### Materials provided
=====
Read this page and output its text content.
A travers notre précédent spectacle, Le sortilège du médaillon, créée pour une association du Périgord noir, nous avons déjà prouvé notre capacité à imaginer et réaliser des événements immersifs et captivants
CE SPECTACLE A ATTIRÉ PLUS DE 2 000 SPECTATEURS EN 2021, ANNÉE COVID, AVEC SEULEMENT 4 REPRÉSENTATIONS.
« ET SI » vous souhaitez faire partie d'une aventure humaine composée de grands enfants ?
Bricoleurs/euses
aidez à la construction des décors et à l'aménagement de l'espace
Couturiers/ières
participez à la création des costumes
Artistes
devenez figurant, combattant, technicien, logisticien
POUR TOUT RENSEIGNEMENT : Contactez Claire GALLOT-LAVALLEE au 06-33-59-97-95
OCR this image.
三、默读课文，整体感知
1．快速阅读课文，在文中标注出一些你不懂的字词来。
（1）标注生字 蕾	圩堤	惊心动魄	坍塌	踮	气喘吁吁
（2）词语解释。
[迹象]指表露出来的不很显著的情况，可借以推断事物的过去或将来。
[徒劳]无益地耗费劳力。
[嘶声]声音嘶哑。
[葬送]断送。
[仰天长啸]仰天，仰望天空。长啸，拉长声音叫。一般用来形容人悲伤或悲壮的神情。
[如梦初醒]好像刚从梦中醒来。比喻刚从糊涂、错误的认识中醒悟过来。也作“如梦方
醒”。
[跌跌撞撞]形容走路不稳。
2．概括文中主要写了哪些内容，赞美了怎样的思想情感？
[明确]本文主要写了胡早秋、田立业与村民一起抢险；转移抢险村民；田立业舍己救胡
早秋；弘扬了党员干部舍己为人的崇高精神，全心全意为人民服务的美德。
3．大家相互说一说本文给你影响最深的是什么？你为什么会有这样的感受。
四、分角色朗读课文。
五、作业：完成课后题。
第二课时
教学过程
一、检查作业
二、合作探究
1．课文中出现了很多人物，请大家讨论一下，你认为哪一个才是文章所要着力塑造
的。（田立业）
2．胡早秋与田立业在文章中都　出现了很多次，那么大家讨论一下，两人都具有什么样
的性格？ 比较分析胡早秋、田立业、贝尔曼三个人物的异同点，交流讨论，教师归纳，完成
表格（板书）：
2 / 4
=====
### Problem details
Find every line in the records above that contains the word "this", and copy each one.

### Result below
Read this page and output its text content.
OCR this image.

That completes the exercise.